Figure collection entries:

◆ ◆ ◆ ◆ ◆ ◆ ◆

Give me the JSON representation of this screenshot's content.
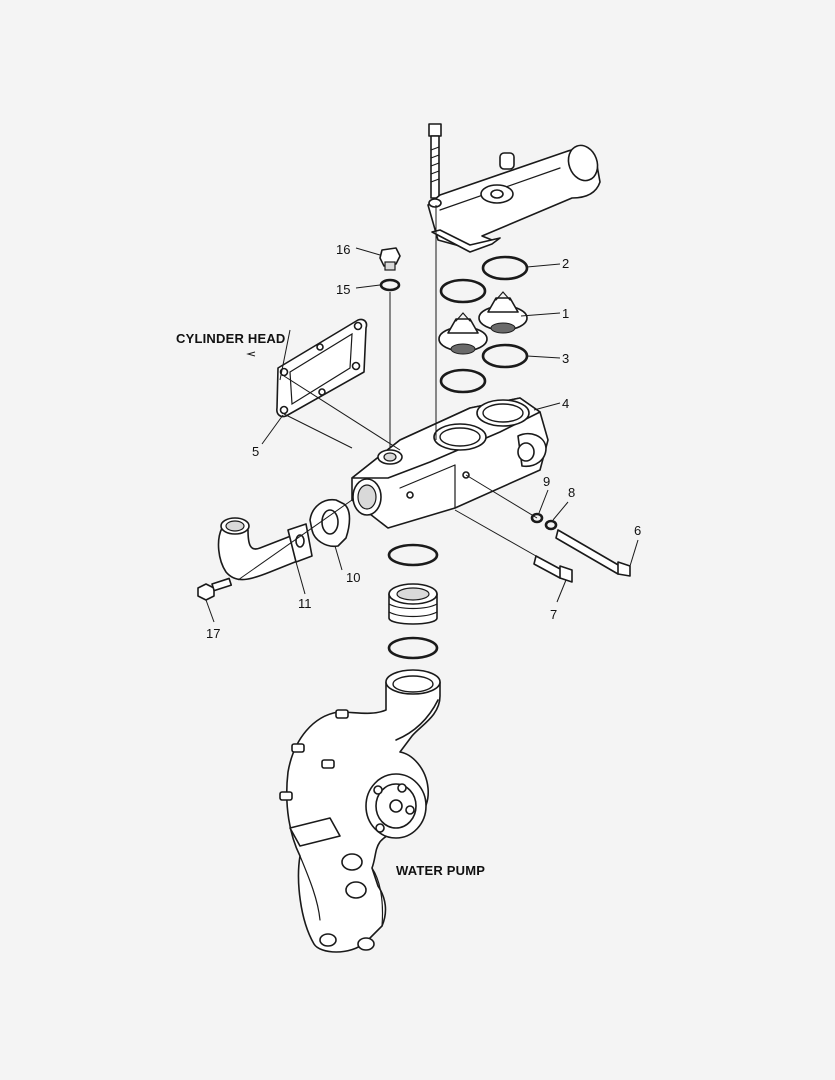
{
  "labels": {
    "cylinder_head": "CYLINDER HEAD",
    "water_pump": "WATER PUMP"
  },
  "callouts": {
    "c1": "1",
    "c2": "2",
    "c3": "3",
    "c4": "4",
    "c5": "5",
    "c6": "6",
    "c7": "7",
    "c8": "8",
    "c9": "9",
    "c10": "10",
    "c11": "11",
    "c15": "15",
    "c16": "16",
    "c17": "17"
  }
}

◆ ◆ ◆ ◆ ◆ ◆ ◆

=== SET TASK ===
Transcribe all of the records above character for character. Exclude the pictures.

=== SOLUTION TO THE EXERCISE ===
Give me the JSON representation of this screenshot's content.
{
  "labels": {
    "cylinder_head": "CYLINDER HEAD",
    "water_pump": "WATER PUMP"
  },
  "callouts": {
    "c1": "1",
    "c2": "2",
    "c3": "3",
    "c4": "4",
    "c5": "5",
    "c6": "6",
    "c7": "7",
    "c8": "8",
    "c9": "9",
    "c10": "10",
    "c11": "11",
    "c15": "15",
    "c16": "16",
    "c17": "17"
  }
}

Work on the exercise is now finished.